- _Exercise goal_
Go through the material below and copy all lines with "JSON".

- _Material shown_
════════
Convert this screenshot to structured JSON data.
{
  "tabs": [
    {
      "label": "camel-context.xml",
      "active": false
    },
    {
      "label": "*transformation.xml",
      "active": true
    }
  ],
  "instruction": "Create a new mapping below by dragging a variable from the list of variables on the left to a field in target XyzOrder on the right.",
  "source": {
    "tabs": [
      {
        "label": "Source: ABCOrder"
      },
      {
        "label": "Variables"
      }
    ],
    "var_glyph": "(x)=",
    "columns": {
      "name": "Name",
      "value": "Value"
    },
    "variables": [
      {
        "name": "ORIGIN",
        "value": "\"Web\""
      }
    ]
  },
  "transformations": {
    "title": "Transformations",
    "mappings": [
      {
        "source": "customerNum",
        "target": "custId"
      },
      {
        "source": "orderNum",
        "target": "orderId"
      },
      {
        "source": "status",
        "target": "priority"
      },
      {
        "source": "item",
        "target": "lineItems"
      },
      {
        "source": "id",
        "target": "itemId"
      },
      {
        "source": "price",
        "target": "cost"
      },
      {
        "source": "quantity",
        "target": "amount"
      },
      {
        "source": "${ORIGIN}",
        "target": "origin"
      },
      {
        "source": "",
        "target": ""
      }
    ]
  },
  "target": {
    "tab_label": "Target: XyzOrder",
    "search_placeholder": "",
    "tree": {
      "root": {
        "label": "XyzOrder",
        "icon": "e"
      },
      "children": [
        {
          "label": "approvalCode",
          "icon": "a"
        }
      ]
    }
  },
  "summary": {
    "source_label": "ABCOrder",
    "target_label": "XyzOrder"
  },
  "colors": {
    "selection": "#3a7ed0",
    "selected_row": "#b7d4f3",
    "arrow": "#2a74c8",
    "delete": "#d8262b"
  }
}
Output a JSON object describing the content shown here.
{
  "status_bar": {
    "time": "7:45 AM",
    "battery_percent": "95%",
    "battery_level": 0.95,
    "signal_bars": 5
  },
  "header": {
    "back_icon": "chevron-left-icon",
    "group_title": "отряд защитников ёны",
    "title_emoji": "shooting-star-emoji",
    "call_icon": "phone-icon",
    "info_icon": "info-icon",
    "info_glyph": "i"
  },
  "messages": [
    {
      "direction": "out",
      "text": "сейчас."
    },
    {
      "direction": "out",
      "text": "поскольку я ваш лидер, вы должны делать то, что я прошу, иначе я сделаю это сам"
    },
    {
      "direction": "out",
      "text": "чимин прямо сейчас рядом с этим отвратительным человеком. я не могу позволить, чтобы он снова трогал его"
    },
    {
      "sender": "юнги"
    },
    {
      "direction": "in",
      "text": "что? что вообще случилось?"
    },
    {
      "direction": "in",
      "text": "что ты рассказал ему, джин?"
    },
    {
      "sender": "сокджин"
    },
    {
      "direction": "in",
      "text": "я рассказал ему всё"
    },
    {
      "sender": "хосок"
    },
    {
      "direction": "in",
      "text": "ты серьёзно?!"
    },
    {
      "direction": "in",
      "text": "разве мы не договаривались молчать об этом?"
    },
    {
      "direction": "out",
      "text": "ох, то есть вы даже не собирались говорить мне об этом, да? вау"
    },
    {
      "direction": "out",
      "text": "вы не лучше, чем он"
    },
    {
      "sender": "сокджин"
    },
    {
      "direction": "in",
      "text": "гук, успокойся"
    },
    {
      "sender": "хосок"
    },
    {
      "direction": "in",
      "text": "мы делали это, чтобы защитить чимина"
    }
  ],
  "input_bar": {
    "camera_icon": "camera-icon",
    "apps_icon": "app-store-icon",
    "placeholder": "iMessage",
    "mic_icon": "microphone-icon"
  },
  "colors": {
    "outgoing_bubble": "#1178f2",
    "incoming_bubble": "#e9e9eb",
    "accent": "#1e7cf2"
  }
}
════════
- _Response_
Convert this screenshot to structured JSON data.
Output a JSON object describing the content shown here.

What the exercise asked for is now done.